— Begin DOCUMENT SECTION —

# Web Scraping

Web Scraping is a general term for techniques involving automating the gathering of data from a website.

**Guidelines/Cautions :**<br>
Before we begin, here are some important rules to follow and understand :

• Always be respectful and try to get premission to scrape, do not bombard a website with scraping requests, otherwise your IP address may be blocked!<br>• Be aware that websites change often, meaning your code could go from working to totally broken from one day to the next.<br>• Pretty much every web scraping project of interest is a unique and custom job, so try your best to generalize the skills learned here.

OK, let's get started with the basics!

#### Web Scraping in Python

There are a few libraries you will need, you can go to your command line and install them with `conda` install (if you are using anaconda distribution), or `pip` install for other python distributions.

    conda install requests
    conda install lxml
    conda install bs4

With `pip install`, for example :

    pip install requests
    pip install lxml
    pip install bs4

Now let's see what we can do with these libraries.

### Example Task 0 - Grabbing the title of a page

Let's start very simple, we will grab the title of a page. Remember that this is the HTML block with the title tag. For this task we will use www.example.com which is a website specifically made to serve as an example domain. Let's go through the main steps :

In [1]:
import requests

In [25]:
# Step 1: Use the requests library to grab the page

# Note, this may fail if you have a firewall blocking Python/Jupyter

# Note, sometimes you need to run this twice if it fails the first time
res = requests.get("http://www.example.com")

This object is a `requests.models.Response` object and it actually contains the information from the website, for example :

In [26]:
type(res)

— End DOCUMENT SECTION —

> TO BE DONE
**1.** In the web scraping tutorial, which website is used for the task of grabbing the title of a page?
**2.** Output everything in the records from their first line down to the line containing "276, 49, 290]", inclusive, as a numbered list, leaving out blank lines.
The web scraping text and the records that come after it are from separate sources.

— Begin AVAILABLE RECORDS —

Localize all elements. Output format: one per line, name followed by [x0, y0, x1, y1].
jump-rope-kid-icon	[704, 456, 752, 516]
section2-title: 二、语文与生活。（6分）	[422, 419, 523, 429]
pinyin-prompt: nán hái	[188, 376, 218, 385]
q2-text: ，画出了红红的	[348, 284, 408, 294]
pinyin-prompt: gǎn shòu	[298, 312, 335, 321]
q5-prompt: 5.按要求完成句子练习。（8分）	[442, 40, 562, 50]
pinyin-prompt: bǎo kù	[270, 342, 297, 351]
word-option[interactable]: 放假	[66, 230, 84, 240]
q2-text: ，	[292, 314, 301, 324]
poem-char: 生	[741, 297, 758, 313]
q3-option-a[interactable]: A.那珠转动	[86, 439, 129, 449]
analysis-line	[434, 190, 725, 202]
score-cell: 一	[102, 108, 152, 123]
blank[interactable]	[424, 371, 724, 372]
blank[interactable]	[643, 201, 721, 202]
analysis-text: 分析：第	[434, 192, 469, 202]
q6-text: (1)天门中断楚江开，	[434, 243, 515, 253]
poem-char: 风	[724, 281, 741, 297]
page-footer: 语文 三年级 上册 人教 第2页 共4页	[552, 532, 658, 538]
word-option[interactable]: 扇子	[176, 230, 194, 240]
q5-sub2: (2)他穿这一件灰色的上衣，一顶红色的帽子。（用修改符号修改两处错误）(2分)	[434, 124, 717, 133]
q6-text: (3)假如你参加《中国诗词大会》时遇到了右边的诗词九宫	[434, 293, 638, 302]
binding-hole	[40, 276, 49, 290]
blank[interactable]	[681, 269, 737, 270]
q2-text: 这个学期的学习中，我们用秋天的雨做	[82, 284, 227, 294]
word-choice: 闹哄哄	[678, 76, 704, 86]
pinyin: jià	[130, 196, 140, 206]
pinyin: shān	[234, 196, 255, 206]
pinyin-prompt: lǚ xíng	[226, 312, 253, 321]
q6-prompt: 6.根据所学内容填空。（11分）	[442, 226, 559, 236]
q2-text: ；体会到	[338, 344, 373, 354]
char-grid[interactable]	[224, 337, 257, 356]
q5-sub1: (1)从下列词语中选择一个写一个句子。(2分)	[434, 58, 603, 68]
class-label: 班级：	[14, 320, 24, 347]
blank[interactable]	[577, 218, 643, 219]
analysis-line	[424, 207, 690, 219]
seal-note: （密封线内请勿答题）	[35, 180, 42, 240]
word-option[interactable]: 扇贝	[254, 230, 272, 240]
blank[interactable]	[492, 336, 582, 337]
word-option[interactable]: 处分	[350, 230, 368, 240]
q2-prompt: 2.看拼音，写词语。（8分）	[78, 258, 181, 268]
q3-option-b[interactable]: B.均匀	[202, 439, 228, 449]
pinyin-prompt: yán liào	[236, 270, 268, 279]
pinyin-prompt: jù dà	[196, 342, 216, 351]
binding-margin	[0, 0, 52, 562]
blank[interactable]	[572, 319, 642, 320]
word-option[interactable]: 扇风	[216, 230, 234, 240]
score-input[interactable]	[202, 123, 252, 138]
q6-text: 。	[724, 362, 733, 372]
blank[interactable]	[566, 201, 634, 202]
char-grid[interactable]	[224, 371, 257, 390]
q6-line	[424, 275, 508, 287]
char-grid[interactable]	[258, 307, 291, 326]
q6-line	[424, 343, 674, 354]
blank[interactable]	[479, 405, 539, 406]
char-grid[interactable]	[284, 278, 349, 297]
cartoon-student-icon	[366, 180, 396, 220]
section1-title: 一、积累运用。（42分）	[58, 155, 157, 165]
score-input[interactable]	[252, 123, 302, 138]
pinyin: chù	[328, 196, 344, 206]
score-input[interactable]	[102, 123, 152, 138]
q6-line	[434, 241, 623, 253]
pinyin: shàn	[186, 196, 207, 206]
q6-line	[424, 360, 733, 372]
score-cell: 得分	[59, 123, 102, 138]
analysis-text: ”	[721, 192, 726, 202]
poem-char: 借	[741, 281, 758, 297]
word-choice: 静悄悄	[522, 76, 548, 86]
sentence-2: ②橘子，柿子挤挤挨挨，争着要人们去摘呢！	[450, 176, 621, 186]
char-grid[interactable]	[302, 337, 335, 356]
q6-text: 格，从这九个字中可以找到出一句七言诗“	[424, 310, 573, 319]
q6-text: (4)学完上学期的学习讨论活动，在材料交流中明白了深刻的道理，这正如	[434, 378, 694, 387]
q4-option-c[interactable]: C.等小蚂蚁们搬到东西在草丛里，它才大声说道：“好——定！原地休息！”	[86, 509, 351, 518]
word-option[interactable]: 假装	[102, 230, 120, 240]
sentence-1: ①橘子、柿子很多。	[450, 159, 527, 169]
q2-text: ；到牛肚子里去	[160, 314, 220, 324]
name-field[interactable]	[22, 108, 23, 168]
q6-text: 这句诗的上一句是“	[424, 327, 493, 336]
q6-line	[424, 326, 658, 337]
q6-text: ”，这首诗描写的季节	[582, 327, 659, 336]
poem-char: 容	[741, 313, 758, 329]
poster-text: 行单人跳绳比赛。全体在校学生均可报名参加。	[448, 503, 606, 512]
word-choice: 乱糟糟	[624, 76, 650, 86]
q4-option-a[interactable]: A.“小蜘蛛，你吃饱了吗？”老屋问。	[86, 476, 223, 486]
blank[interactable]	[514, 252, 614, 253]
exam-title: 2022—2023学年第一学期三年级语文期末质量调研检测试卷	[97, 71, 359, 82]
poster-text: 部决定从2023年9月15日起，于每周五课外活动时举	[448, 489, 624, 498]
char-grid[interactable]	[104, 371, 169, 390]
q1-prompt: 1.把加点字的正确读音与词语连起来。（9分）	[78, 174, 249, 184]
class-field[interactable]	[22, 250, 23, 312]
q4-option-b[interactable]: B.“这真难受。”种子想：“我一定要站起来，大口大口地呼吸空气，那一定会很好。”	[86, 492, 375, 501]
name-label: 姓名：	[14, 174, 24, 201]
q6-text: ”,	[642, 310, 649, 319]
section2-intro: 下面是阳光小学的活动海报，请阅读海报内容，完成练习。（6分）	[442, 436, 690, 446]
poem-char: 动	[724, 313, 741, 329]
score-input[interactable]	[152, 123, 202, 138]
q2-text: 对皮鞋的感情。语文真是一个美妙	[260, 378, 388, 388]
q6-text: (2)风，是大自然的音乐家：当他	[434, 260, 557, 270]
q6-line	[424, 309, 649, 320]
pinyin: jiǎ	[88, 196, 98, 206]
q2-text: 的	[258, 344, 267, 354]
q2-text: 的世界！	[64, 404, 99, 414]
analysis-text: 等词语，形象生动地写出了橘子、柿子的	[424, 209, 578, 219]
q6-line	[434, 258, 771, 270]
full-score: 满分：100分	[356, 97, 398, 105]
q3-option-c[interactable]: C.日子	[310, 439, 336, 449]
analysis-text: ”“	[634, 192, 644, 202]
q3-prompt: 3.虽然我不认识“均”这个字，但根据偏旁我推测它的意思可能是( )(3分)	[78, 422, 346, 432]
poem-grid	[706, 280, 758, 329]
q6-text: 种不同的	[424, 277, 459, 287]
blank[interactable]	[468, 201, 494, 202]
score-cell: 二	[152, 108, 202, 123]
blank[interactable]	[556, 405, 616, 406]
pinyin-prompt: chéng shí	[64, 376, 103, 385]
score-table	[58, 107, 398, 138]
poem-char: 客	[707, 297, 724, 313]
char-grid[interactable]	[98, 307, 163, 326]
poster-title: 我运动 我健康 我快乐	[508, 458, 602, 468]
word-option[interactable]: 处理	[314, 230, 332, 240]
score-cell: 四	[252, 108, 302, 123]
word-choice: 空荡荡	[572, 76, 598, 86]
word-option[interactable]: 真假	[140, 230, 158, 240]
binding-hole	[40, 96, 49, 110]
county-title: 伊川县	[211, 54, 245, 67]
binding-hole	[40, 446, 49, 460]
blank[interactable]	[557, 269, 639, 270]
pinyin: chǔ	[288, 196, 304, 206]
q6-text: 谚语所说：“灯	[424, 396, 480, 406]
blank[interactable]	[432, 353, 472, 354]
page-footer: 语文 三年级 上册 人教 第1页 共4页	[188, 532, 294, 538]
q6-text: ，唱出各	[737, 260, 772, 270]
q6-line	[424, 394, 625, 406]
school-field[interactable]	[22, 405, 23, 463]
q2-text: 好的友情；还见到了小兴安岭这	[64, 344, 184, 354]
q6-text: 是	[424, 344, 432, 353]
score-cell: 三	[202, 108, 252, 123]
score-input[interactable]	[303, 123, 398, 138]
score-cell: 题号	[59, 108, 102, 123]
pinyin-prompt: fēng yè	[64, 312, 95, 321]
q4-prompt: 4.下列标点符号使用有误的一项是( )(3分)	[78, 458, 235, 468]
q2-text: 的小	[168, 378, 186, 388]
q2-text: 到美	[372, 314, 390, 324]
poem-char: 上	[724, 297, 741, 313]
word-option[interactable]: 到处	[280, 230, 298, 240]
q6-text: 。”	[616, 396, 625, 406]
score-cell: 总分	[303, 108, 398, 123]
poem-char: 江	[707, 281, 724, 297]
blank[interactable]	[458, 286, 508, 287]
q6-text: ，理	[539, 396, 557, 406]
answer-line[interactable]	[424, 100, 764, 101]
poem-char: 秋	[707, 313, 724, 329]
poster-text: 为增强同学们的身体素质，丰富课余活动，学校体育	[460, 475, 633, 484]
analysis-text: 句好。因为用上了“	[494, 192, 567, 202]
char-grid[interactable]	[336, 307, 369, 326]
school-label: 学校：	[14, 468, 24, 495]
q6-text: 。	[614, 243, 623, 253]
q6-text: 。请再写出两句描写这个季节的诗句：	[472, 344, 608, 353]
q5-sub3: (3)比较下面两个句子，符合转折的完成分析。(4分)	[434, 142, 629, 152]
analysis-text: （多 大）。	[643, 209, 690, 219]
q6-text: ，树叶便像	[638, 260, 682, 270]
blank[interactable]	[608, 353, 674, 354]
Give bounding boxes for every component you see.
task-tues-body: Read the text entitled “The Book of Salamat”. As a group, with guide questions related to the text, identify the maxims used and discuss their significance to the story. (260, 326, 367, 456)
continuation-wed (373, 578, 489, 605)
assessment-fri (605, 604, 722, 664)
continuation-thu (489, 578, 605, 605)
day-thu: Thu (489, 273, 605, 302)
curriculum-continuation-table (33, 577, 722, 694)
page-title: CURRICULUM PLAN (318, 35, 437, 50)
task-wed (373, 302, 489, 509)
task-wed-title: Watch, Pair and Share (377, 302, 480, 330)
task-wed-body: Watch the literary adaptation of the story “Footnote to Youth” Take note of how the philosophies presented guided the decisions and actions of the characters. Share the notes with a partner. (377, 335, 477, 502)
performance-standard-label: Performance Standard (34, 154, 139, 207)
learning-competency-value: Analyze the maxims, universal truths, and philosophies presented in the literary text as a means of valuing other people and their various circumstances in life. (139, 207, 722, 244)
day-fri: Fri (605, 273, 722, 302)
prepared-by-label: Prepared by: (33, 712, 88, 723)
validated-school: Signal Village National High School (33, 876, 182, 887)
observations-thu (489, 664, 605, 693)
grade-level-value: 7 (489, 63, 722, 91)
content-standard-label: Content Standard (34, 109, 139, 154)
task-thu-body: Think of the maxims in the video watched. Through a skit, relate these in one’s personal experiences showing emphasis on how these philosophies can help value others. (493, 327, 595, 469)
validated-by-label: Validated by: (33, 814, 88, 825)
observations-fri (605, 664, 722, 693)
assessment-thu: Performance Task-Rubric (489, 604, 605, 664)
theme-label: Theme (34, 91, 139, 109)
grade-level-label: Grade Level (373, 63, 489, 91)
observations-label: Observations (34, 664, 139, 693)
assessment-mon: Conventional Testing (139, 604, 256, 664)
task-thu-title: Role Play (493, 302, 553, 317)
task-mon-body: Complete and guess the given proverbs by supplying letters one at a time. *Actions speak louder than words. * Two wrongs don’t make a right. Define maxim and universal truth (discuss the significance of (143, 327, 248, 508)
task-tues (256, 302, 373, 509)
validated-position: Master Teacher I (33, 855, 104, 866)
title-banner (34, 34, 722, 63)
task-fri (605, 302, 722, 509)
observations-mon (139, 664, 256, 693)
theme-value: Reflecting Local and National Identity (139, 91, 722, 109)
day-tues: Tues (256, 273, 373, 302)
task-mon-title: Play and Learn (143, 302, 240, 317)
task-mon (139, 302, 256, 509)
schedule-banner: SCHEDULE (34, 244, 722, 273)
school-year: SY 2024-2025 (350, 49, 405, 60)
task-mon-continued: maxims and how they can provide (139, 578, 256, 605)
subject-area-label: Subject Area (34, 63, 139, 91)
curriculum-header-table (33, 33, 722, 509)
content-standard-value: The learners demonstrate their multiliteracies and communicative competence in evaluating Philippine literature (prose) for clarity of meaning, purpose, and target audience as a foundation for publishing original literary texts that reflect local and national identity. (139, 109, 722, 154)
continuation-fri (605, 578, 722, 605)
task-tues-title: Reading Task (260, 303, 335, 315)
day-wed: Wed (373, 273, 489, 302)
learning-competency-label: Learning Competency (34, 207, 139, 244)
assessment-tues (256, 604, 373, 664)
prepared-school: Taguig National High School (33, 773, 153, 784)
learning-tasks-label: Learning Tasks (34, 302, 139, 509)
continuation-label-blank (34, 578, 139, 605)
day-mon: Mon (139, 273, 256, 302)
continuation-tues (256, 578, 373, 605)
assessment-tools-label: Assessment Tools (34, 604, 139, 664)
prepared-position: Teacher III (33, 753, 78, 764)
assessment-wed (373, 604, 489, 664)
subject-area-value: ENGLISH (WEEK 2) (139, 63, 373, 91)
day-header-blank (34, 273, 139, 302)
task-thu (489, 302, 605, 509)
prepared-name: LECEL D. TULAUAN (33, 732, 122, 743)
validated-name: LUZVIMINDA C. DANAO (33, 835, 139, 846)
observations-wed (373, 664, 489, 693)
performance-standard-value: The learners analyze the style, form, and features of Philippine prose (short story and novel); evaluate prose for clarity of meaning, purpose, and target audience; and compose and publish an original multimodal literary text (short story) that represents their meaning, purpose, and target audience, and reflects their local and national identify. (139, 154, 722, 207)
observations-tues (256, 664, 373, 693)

— End AVAILABLE RECORDS —

> RESPONSES IN ORDER
**1.** www.example.com

**2.**
1. Localize all elements. Output format: one per line, name followed by [x0, y0, x1, y1].
2. jump-rope-kid-icon	[704, 456, 752, 516]
3. section2-title: 二、语文与生活。（6分）	[422, 419, 523, 429]
4. pinyin-prompt: nán hái	[188, 376, 218, 385]
5. q2-text: ，画出了红红的	[348, 284, 408, 294]
6. pinyin-prompt: gǎn shòu	[298, 312, 335, 321]
7. q5-prompt: 5.按要求完成句子练习。（8分）	[442, 40, 562, 50]
8. pinyin-prompt: bǎo kù	[270, 342, 297, 351]
9. word-option[interactable]: 放假	[66, 230, 84, 240]
10. q2-text: ，	[292, 314, 301, 324]
11. poem-char: 生	[741, 297, 758, 313]
12. q3-option-a[interactable]: A.那珠转动	[86, 439, 129, 449]
13. analysis-line	[434, 190, 725, 202]
14. score-cell: 一	[102, 108, 152, 123]
15. blank[interactable]	[424, 371, 724, 372]
16. blank[interactable]	[643, 201, 721, 202]
17. analysis-text: 分析：第	[434, 192, 469, 202]
18. q6-text: (1)天门中断楚江开，	[434, 243, 515, 253]
19. poem-char: 风	[724, 281, 741, 297]
20. page-footer: 语文 三年级 上册 人教 第2页 共4页	[552, 532, 658, 538]
21. word-option[interactable]: 扇子	[176, 230, 194, 240]
22. q5-sub2: (2)他穿这一件灰色的上衣，一顶红色的帽子。（用修改符号修改两处错误）(2分)	[434, 124, 717, 133]
23. q6-text: (3)假如你参加《中国诗词大会》时遇到了右边的诗词九宫	[434, 293, 638, 302]
24. binding-hole	[40, 276, 49, 290]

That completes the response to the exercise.